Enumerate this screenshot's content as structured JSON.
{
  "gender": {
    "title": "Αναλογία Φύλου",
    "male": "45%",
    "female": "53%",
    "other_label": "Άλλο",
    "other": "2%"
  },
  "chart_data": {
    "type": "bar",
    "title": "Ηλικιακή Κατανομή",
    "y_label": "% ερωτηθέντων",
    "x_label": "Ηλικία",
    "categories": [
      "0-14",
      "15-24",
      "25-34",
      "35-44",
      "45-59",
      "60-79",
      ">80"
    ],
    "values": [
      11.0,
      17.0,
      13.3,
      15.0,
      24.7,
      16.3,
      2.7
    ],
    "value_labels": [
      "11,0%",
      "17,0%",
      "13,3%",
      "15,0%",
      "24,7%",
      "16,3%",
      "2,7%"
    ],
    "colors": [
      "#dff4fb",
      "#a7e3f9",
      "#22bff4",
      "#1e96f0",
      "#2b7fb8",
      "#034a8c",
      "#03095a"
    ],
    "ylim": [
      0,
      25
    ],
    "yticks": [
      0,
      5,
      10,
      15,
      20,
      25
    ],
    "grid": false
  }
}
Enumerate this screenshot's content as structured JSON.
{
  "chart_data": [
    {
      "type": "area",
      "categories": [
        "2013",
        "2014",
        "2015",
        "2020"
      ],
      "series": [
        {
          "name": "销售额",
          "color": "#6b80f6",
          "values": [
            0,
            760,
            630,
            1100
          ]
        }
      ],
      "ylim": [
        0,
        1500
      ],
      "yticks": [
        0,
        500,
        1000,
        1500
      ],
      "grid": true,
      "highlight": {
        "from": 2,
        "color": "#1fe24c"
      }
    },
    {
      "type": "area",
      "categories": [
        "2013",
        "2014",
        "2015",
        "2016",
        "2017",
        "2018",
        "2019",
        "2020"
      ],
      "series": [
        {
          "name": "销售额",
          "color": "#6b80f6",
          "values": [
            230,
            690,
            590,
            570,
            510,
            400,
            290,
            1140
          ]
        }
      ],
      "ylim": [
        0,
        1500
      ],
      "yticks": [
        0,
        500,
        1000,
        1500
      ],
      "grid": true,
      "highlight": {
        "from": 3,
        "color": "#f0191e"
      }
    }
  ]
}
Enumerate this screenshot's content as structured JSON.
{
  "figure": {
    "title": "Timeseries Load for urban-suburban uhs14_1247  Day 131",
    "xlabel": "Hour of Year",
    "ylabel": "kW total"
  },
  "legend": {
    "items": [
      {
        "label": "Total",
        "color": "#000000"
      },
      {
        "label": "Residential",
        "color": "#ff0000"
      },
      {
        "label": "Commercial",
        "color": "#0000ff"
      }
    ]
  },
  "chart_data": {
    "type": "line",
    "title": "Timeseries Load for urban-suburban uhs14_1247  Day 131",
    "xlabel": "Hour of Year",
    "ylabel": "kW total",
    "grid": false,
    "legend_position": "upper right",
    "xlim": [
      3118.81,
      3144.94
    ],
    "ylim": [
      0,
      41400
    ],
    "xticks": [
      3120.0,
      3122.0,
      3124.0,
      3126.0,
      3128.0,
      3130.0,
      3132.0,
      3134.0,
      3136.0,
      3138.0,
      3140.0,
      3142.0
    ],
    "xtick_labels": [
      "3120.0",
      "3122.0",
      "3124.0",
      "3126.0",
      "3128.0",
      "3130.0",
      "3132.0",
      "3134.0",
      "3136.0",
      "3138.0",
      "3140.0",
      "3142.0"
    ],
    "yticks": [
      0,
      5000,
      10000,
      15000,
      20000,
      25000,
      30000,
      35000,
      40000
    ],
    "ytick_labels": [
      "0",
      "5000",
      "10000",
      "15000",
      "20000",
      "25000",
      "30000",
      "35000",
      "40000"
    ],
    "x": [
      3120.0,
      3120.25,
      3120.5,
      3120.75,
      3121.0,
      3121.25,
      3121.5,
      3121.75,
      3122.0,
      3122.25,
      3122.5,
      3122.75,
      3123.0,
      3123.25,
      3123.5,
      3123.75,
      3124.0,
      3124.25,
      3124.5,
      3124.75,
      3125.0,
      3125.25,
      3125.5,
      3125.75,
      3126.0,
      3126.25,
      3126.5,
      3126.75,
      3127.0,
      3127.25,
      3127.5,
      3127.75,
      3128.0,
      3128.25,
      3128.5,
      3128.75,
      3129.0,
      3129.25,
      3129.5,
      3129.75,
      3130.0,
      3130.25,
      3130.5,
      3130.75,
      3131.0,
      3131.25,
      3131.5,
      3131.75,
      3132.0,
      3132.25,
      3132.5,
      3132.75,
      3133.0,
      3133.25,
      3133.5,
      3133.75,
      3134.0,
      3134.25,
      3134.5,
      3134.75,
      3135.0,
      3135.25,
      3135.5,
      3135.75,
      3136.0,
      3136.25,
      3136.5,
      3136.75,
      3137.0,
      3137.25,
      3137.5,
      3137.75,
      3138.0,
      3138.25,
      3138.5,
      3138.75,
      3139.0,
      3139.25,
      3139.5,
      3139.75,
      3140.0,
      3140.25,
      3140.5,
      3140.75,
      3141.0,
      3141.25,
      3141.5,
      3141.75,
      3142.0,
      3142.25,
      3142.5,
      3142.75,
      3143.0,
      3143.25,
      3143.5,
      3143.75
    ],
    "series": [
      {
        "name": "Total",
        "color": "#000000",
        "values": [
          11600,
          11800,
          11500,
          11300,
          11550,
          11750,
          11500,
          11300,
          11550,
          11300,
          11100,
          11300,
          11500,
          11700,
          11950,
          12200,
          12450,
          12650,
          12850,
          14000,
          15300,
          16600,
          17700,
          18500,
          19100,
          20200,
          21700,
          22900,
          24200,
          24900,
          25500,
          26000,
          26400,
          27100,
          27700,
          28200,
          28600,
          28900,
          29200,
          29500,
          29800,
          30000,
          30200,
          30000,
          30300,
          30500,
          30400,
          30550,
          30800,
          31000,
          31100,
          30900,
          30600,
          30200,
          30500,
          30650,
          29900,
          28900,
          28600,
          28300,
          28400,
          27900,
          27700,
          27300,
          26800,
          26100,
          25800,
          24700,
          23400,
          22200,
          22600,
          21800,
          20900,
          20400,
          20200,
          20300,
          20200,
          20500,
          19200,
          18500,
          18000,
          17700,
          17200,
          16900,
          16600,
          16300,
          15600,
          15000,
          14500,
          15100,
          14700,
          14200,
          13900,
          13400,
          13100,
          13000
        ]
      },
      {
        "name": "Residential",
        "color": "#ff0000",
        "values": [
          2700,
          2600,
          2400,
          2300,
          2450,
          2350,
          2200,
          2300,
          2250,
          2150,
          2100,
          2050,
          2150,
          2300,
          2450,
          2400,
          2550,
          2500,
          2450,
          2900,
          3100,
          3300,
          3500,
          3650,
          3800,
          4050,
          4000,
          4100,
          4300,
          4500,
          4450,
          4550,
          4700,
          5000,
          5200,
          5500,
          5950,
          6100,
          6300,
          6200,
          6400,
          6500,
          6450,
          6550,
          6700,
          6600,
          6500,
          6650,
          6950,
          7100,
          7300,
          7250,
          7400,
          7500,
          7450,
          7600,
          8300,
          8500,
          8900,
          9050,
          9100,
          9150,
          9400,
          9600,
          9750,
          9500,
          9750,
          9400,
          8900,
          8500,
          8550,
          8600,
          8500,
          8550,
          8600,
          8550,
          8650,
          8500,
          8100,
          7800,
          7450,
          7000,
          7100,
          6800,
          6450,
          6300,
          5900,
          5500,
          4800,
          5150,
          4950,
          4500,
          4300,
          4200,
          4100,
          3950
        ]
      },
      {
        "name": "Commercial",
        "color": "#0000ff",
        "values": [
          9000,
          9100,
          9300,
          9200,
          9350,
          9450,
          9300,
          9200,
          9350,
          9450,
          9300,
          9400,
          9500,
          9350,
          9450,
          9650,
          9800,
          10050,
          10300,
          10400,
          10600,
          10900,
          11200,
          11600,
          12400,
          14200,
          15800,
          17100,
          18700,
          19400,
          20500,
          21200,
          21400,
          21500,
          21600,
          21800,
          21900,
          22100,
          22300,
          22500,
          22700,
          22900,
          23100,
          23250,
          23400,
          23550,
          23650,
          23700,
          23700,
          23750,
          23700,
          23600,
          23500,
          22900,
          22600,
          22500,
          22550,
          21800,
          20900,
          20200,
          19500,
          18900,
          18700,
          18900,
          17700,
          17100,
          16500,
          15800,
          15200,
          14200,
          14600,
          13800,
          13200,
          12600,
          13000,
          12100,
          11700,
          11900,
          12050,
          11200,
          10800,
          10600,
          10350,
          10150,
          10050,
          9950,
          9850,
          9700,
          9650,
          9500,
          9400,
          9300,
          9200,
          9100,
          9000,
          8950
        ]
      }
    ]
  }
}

· · · · ·

**Directions for this task**: Work through the data and report how many of its lines hold the word "Residential", giving only the figure.

**Full answer**: 2